### Task objective
Check every line of the entries below for the word "JSON", and copy the ones that have it.

### Supplied records

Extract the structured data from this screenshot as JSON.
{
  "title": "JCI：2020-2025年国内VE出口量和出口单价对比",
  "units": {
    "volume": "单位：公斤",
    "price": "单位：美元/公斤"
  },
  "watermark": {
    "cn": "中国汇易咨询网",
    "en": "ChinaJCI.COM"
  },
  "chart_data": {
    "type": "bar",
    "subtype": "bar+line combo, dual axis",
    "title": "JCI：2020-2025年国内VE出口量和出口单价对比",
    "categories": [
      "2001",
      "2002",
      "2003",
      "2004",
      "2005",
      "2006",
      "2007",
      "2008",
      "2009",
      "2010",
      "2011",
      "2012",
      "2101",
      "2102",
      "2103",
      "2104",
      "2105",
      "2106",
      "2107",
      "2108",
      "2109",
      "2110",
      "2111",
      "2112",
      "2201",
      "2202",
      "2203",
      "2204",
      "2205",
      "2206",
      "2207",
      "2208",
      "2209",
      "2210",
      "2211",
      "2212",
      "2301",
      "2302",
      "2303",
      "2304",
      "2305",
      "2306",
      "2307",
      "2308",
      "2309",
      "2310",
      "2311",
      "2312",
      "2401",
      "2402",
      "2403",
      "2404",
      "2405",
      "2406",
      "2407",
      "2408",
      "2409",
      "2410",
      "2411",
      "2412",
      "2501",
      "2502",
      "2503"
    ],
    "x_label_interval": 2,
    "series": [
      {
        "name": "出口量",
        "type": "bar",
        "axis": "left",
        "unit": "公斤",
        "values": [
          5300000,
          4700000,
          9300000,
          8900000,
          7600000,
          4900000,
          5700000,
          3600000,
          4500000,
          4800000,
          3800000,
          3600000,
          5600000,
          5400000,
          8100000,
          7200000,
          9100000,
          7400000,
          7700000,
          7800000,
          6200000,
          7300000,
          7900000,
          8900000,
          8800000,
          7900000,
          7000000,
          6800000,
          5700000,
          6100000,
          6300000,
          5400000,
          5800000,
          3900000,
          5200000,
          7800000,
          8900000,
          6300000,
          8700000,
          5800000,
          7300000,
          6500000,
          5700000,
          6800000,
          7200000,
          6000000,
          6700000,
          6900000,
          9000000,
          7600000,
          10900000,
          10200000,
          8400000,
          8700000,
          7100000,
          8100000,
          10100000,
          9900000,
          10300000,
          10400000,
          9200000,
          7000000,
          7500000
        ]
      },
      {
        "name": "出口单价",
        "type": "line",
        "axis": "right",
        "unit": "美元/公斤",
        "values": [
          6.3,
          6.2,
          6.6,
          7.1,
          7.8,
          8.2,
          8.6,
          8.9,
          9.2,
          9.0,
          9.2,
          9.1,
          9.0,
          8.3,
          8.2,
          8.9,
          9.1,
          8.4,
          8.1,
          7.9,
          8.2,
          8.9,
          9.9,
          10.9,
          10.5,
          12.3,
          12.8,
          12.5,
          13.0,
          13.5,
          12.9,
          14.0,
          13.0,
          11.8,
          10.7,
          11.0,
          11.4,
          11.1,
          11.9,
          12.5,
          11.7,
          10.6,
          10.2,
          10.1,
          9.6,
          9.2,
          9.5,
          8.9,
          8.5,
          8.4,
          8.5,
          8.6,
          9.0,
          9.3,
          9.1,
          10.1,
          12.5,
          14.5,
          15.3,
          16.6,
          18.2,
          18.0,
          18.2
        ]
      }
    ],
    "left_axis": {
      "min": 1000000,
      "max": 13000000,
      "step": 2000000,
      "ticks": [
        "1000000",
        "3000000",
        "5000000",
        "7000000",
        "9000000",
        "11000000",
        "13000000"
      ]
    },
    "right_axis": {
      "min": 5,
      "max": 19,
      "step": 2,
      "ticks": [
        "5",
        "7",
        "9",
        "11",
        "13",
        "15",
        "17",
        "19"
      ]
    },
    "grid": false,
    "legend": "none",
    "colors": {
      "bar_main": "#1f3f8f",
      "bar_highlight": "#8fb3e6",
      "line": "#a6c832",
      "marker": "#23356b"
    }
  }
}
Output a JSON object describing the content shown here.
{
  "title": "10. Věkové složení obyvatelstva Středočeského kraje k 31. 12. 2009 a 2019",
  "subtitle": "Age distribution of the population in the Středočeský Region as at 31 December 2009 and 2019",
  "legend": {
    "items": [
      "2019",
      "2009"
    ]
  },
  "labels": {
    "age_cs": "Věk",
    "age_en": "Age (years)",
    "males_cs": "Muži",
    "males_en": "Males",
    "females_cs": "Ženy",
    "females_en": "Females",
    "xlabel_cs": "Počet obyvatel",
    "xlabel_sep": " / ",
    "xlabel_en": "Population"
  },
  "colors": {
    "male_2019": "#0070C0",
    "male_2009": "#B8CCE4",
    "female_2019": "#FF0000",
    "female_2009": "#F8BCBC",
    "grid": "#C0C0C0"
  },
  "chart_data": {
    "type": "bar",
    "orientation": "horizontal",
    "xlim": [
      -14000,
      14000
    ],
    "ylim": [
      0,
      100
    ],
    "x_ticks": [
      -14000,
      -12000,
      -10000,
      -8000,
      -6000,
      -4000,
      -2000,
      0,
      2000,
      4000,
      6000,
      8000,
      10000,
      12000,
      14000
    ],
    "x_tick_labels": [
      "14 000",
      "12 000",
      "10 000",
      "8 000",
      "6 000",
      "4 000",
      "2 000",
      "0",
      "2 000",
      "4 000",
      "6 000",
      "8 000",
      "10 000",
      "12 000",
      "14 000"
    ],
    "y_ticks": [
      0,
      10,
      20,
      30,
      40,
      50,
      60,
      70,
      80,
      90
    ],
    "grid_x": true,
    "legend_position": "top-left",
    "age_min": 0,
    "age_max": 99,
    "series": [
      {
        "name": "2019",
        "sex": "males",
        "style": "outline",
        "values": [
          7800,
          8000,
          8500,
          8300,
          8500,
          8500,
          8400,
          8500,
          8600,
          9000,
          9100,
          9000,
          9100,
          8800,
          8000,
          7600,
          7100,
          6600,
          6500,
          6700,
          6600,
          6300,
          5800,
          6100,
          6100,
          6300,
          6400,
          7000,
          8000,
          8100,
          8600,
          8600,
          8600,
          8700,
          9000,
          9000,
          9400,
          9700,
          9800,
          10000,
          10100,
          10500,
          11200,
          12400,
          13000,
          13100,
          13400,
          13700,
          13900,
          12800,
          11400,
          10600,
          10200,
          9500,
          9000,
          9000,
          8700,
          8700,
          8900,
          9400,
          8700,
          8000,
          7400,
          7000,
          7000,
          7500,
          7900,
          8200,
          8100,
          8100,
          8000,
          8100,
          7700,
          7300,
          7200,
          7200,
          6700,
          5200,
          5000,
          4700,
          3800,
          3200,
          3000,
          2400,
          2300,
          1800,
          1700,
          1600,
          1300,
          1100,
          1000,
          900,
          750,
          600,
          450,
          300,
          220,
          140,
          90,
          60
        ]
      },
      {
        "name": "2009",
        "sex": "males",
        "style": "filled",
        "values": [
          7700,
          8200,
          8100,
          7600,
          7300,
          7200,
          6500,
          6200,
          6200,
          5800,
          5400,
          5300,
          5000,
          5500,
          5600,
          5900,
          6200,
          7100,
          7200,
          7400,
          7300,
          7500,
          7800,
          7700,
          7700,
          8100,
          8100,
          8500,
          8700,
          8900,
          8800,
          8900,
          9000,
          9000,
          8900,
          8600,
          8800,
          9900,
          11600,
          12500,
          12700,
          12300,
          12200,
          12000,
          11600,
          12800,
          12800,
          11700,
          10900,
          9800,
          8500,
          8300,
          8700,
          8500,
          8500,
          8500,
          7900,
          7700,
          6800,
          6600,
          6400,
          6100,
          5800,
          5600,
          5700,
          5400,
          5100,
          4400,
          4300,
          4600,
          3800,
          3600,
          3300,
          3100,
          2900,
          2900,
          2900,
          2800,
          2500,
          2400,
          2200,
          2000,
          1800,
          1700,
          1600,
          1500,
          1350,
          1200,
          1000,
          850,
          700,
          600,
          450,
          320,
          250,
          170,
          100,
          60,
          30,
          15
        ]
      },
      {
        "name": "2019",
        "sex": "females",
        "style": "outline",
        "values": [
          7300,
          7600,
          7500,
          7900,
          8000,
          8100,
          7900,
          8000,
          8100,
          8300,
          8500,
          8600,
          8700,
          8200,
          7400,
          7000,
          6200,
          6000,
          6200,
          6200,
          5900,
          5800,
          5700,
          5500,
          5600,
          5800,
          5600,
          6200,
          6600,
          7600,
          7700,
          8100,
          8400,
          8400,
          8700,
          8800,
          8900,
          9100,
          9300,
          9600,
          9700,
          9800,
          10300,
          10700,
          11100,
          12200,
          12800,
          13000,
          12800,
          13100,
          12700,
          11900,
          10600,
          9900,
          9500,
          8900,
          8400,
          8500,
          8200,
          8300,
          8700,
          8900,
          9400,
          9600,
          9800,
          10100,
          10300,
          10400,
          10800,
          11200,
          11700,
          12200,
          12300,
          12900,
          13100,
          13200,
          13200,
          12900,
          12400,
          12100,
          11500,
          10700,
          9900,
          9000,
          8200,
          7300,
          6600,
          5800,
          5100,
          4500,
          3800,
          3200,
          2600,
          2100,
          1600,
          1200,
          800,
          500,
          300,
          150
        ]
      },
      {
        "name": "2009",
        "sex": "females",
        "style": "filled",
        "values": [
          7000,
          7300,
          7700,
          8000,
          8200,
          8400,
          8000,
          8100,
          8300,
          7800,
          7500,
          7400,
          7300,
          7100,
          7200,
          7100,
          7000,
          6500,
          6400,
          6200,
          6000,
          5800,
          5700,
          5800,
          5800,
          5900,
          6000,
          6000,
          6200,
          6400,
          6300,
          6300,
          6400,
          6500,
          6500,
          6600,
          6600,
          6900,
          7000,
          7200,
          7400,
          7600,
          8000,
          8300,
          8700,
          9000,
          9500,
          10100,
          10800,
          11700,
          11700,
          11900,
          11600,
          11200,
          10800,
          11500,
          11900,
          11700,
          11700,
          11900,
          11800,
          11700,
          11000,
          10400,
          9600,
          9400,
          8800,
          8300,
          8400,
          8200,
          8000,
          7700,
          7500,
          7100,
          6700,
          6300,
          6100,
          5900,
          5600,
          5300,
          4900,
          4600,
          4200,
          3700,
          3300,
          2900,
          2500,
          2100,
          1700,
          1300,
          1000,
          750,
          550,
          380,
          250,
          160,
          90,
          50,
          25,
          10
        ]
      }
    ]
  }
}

### Exercise response
Extract the structured data from this screenshot as JSON.
Output a JSON object describing the content shown here.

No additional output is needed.